> **Source extract**:
- - - -
United States District Court, S.D. New York

January 7, 2020

WowWee Group Ltd., et al., Plaintiffs,
v.
Meirly, et al., Defendants.

          OPINION & ORDER

          ALISON J. NATHAN, UNITED STATES DISTRICT JUDGE.

         This is a trademark infringement action brought by Plaintiffs WowWee Group Ltd., WowWee Canada, Inc., and WowWee USA, Inc. against 83 Defendants. On March 27, 2019, the Court issued a Final Default Judgment as to Plaintiffs' federal claims, as well as one of its state claims against 45 defaulting defendants. It also granted a post-judgment asset freeze pursuant to Fed.R.Civ.P. 69 and N.Y. C.P.L.R. § 5222. See Dkt. No. 84, at 12. However, the Court denied Plaintiffs' request for a broader post-judgment asset freeze based on Rule 65, the Lanham Act, and the Court's equitable powers, as explained in its Opinion and Order. See WowWee Group Ltd. v. Meirly, No. 18-cv-706, 2019 WL 1375470 (S.D.N.Y. March 27, 2019) [hereafter, "DJ Op."]. Now before the Court is Plaintiffs' motion for reconsideration of the denial of the asset freeze and transfer. See Dkt. No. 90, 91. For the following reasons, the Court DENIES Plaintiffs' motion for reconsideration.
- - - -
> **Dataset section**:
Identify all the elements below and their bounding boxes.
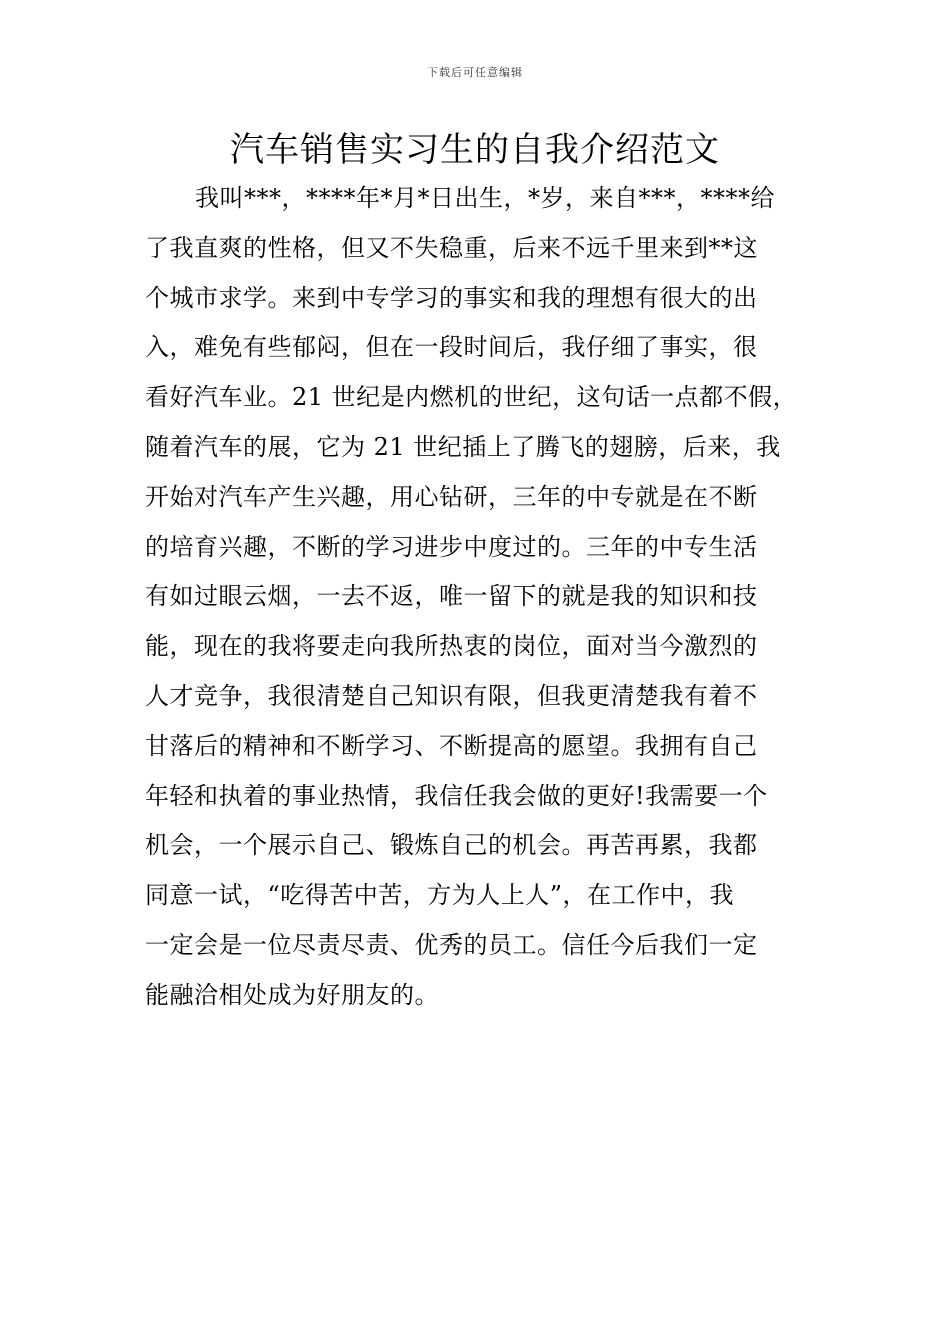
- - - -
> **Stated goal A**: In the WowWee opinion, what legal bases supported the post-judgment asset freeze the Court granted, and on what bases had Plaintiffs sought the broader freeze that was denied? Answer in one to three sentences.
> **Stated goal B**: Resume the WowWee trademark opinion after its final sentence and write the next passage in the same judicial register.
The material on this page is separate from the WowWee opinion.

> **Written answer A**: The Court granted the post-judgment asset freeze under Fed.R.Civ.P. 69 and N.Y. C.P.L.R. § 5222. Plaintiffs based their request for the broader freeze, which the Court denied, on Rule 65, the Lanham Act, and the Court's equitable powers.

> **Written answer B**:
         I. BACKGROUND

         The Court assumes the parties' familiarity with the factual history of this trademark action. See DJ Op. at *1-2.

         In its March 2019 Opinion and Order, the Court granted the Plaintiffs' motion for default judgment against the 45 defaulting defendants. See DJ Op. at * 1 n.1. The Court granted the motion on the Plaintiffs' trademark counterfeiting, trademark infringement, false designation of origin, and copyright infringement claims. It also granted the motion with respect to Plaintiffs' unfair competition claim under New York law. As a remedy, the Court granted permanent injunctive relief and statutory damages, but denied Plaintiffs' request for a post-judgment asset freeze or transfer pursuant to Rule 65, the Lanham Act, and the Court's equitable powers. DJ Op. at *7-* 11. However, in its Judgment the Court did grant an asset freeze pursuant to Fed.R.Civ.P. 69 and N.Y. C.P.L.R. § 5222. See Dkt. No. 84, at 12. On April 1, 2019, Plaintiffs requested that the Court continue the preliminary injunction order issued on February 8, 2018 pending a motion for reconsideration. Dkt. No. 87. On April 8, the Court denied the continuation request. Dkt. No. 88. Now, Plaintiffs seek reconsideration of the denial of the post-judgment asset freeze and asset transfer. Dkt. No. 90, 91.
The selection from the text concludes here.